>>>>
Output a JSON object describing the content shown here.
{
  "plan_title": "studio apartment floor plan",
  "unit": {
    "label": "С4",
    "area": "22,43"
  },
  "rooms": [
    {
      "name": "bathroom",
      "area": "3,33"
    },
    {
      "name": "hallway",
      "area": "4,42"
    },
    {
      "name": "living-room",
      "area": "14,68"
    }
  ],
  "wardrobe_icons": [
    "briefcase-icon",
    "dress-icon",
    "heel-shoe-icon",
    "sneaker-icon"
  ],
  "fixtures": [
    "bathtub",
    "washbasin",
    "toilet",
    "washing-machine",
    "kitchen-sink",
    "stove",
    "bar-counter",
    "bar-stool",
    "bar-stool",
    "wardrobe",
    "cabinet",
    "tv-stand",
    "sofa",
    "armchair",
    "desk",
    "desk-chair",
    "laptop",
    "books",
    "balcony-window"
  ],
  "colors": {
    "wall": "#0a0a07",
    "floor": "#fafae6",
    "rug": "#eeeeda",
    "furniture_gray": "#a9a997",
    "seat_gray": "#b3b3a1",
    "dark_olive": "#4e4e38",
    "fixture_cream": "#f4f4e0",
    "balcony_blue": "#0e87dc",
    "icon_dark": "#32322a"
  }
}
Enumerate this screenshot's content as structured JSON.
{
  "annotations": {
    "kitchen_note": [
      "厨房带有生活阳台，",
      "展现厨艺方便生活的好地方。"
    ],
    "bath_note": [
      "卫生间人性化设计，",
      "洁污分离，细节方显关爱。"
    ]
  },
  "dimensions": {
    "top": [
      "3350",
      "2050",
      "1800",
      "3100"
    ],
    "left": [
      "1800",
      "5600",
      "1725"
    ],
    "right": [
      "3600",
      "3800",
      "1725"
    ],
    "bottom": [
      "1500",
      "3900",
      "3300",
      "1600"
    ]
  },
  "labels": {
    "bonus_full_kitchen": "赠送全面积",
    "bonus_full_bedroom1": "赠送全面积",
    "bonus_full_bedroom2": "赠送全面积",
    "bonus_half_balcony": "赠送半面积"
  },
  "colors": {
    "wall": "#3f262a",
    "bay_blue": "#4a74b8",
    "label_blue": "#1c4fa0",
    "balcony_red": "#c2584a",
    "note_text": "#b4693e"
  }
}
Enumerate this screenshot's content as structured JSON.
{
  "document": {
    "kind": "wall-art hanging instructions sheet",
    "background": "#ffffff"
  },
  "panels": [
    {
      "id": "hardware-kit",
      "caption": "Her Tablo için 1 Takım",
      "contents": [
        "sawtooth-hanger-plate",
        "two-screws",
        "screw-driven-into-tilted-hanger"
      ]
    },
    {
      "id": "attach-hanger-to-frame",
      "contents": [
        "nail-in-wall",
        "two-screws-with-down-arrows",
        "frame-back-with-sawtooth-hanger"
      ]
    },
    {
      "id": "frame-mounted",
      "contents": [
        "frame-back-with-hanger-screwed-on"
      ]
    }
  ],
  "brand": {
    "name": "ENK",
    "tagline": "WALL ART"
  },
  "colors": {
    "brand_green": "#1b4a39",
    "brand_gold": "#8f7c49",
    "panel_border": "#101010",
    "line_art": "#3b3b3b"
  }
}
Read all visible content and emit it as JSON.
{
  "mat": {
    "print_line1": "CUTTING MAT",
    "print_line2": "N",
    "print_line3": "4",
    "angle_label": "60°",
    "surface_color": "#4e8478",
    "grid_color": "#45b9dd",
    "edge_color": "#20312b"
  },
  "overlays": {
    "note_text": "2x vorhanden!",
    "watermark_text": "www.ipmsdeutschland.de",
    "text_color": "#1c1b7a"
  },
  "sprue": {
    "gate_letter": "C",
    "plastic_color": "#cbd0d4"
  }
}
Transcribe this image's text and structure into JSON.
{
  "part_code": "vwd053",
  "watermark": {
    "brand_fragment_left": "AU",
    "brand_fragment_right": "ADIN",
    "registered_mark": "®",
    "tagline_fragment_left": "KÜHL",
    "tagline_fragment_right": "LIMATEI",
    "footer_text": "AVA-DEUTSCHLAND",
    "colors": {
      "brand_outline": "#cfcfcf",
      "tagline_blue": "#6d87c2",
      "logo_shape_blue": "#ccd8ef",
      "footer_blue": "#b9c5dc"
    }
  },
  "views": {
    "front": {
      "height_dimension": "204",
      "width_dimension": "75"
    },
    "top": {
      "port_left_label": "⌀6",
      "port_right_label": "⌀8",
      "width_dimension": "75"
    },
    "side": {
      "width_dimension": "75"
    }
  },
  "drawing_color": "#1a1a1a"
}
<<<<
Aim: Each line of the listing should be copied exactly.

The solution:
Output a JSON object describing the content shown here.
{
  "plan_title": "studio apartment floor plan",
  "unit": {
    "label": "С4",
    "area": "22,43"
  },
  "rooms": [
    {
      "name": "bathroom",
      "area": "3,33"
    },
    {
      "name": "hallway",
      "area": "4,42"
    },
    {
      "name": "living-room",
      "area": "14,68"
    }
  ],
  "wardrobe_icons": [
    "briefcase-icon",
    "dress-icon",
    "heel-shoe-icon",
    "sneaker-icon"
  ],
  "fixtures": [
    "bathtub",
    "washbasin",
    "toilet",
    "washing-machine",
    "kitchen-sink",
    "stove",
    "bar-counter",
    "bar-stool",
    "bar-stool",
    "wardrobe",
    "cabinet",
    "tv-stand",
    "sofa",
    "armchair",
    "desk",
    "desk-chair",
    "laptop",
    "books",
    "balcony-window"
  ],
  "colors": {
    "wall": "#0a0a07",
    "floor": "#fafae6",
    "rug": "#eeeeda",
    "furniture_gray": "#a9a997",
    "seat_gray": "#b3b3a1",
    "dark_olive": "#4e4e38",
    "fixture_cream": "#f4f4e0",
    "balcony_blue": "#0e87dc",
    "icon_dark": "#32322a"
  }
}
Enumerate this screenshot's content as structured JSON.
{
  "annotations": {
    "kitchen_note": [
      "厨房带有生活阳台，",
      "展现厨艺方便生活的好地方。"
    ],
    "bath_note": [
      "卫生间人性化设计，",
      "洁污分离，细节方显关爱。"
    ]
  },
  "dimensions": {
    "top": [
      "3350",
      "2050",
      "1800",
      "3100"
    ],
    "left": [
      "1800",
      "5600",
      "1725"
    ],
    "right": [
      "3600",
      "3800",
      "1725"
    ],
    "bottom": [
      "1500",
      "3900",
      "3300",
      "1600"
    ]
  },
  "labels": {
    "bonus_full_kitchen": "赠送全面积",
    "bonus_full_bedroom1": "赠送全面积",
    "bonus_full_bedroom2": "赠送全面积",
    "bonus_half_balcony": "赠送半面积"
  },
  "colors": {
    "wall": "#3f262a",
    "bay_blue": "#4a74b8",
    "label_blue": "#1c4fa0",
    "balcony_red": "#c2584a",
    "note_text": "#b4693e"
  }
}
Enumerate this screenshot's content as structured JSON.
{
  "document": {
    "kind": "wall-art hanging instructions sheet",
    "background": "#ffffff"
  },
  "panels": [
    {
      "id": "hardware-kit",
      "caption": "Her Tablo için 1 Takım",
      "contents": [
        "sawtooth-hanger-plate",
        "two-screws",
        "screw-driven-into-tilted-hanger"
      ]
    },
    {
      "id": "attach-hanger-to-frame",
      "contents": [
        "nail-in-wall",
        "two-screws-with-down-arrows",
        "frame-back-with-sawtooth-hanger"
      ]
    },
    {
      "id": "frame-mounted",
      "contents": [
        "frame-back-with-hanger-screwed-on"
      ]
    }
  ],
  "brand": {
    "name": "ENK",
    "tagline": "WALL ART"
  },
  "colors": {
    "brand_green": "#1b4a39",
    "brand_gold": "#8f7c49",
    "panel_border": "#101010",
    "line_art": "#3b3b3b"
  }
}
Read all visible content and emit it as JSON.
{
  "mat": {
    "print_line1": "CUTTING MAT",
    "print_line2": "N",
    "print_line3": "4",
    "angle_label": "60°",
    "surface_color": "#4e8478",
    "grid_color": "#45b9dd",
    "edge_color": "#20312b"
  },
  "overlays": {
    "note_text": "2x vorhanden!",
    "watermark_text": "www.ipmsdeutschland.de",
    "text_color": "#1c1b7a"
  },
  "sprue": {
    "gate_letter": "C",
    "plastic_color": "#cbd0d4"
  }
}
Transcribe this image's text and structure into JSON.
{
  "part_code": "vwd053",
  "watermark": {
    "brand_fragment_left": "AU",
    "brand_fragment_right": "ADIN",
    "registered_mark": "®",
    "tagline_fragment_left": "KÜHL",
    "tagline_fragment_right": "LIMATEI",
    "footer_text": "AVA-DEUTSCHLAND",
    "colors": {
      "brand_outline": "#cfcfcf",
      "tagline_blue": "#6d87c2",
      "logo_shape_blue": "#ccd8ef",
      "footer_blue": "#b9c5dc"
    }
  },
  "views": {
    "front": {
      "height_dimension": "204",
      "width_dimension": "75"
    },
    "top": {
      "port_left_label": "⌀6",
      "port_right_label": "⌀8",
      "width_dimension": "75"
    },
    "side": {
      "width_dimension": "75"
    }
  },
  "drawing_color": "#1a1a1a"
}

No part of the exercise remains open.